--- Objective ---
Lay out the material from its first line through the line containing "x-axis-label: 历元/s bbox=[625, 807, 716, 843]", inclusive, as a Markdown table with the columns No. and Entry. Give each line its row number and its text, and leave out blank lines.

==*==

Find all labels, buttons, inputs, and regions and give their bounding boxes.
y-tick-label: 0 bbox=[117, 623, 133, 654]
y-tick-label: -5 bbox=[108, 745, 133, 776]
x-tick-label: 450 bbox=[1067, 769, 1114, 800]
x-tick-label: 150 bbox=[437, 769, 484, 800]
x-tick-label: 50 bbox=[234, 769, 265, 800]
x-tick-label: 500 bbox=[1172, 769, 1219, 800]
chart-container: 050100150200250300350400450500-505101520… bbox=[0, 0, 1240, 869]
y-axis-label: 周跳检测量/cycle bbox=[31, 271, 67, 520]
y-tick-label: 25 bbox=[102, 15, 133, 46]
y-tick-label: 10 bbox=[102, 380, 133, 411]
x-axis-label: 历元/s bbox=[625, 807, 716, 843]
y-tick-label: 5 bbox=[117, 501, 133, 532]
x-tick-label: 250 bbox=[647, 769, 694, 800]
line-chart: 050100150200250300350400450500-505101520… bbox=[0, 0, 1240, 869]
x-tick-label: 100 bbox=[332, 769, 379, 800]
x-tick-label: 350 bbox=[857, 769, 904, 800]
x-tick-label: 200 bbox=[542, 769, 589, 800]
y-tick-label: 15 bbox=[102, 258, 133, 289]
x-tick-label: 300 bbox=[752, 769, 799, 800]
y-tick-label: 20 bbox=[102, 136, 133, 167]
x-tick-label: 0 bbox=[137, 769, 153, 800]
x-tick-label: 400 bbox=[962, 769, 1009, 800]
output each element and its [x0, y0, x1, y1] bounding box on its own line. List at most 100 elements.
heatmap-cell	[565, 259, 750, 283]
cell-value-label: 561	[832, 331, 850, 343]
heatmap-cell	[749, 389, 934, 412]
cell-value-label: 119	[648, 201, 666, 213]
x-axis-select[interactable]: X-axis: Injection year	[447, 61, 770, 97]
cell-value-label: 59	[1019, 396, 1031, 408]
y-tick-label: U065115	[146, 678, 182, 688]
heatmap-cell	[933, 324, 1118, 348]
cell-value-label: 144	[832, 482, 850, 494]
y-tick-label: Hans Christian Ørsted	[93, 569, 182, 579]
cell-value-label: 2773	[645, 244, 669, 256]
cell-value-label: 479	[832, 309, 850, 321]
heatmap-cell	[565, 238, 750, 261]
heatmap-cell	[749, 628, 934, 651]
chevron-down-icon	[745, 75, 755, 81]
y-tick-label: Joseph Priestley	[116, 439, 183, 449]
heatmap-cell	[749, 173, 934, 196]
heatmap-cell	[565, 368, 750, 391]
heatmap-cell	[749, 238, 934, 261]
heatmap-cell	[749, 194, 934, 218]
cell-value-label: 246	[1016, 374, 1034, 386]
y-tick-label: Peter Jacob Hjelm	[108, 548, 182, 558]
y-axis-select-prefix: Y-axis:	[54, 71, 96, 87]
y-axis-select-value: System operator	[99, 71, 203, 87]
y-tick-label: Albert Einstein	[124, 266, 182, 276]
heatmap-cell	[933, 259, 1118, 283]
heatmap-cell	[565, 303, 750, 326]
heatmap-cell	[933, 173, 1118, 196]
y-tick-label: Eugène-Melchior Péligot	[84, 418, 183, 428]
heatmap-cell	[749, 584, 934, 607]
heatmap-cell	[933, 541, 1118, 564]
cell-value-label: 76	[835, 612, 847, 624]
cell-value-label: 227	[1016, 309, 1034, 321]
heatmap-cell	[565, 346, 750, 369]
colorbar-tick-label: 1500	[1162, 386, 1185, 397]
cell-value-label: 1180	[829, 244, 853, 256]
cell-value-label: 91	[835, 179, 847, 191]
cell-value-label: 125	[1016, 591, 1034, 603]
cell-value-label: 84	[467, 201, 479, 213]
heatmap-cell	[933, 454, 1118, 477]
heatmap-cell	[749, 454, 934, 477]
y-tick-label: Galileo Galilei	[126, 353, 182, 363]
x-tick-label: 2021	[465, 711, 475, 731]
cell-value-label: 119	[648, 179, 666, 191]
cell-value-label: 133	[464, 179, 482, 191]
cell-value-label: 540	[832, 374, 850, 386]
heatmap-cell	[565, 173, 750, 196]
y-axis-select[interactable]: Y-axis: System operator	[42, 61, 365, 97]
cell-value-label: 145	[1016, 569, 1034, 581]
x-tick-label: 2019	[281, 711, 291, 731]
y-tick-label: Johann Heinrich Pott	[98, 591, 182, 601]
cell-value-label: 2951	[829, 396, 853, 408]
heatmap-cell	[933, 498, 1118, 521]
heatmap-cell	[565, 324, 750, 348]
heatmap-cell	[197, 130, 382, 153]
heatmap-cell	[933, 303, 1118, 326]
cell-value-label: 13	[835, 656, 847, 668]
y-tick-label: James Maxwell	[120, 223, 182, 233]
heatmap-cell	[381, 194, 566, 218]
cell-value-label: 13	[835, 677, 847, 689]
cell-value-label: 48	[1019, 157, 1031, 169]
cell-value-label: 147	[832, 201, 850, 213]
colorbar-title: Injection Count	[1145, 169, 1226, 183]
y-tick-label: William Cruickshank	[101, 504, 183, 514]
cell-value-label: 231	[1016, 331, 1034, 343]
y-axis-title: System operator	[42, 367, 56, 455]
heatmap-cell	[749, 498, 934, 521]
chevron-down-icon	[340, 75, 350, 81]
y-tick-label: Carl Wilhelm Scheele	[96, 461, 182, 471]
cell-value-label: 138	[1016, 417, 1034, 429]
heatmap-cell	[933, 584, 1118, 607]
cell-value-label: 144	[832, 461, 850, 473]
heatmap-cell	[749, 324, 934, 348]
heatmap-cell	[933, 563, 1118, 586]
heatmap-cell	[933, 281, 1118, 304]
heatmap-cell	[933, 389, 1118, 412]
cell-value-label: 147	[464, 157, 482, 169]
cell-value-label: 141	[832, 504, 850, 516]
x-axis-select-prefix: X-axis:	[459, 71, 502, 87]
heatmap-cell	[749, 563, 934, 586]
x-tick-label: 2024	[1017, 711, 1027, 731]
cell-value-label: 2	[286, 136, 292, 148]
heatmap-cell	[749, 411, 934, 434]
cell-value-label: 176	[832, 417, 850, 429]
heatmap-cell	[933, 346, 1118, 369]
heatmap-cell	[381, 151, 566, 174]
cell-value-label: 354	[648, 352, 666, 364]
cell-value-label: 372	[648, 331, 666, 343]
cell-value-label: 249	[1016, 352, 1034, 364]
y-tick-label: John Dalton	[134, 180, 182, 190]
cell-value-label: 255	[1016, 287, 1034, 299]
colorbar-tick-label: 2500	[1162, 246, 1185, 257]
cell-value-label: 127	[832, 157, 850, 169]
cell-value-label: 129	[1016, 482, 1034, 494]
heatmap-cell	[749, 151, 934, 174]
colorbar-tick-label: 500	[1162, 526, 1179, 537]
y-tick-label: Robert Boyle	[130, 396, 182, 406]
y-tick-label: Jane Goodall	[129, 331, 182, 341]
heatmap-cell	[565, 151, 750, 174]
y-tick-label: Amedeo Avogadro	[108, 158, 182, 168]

==*==

--- Full response ---
| No. | Entry |
|---|---|
| 1 | Find all labels, buttons, inputs, and regions and give their bounding boxes. |
| 2 | y-tick-label: 0 bbox=[117, 623, 133, 654] |
| 3 | y-tick-label: -5 bbox=[108, 745, 133, 776] |
| 4 | x-tick-label: 450 bbox=[1067, 769, 1114, 800] |
| 5 | x-tick-label: 150 bbox=[437, 769, 484, 800] |
| 6 | x-tick-label: 50 bbox=[234, 769, 265, 800] |
| 7 | x-tick-label: 500 bbox=[1172, 769, 1219, 800] |
| 8 | chart-container: 050100150200250300350400450500-505101520… bbox=[0, 0, 1240, 869] |
| 9 | y-axis-label: 周跳检测量/cycle bbox=[31, 271, 67, 520] |
| 10 | y-tick-label: 25 bbox=[102, 15, 133, 46] |
| 11 | y-tick-label: 10 bbox=[102, 380, 133, 411] |
| 12 | x-axis-label: 历元/s bbox=[625, 807, 716, 843] |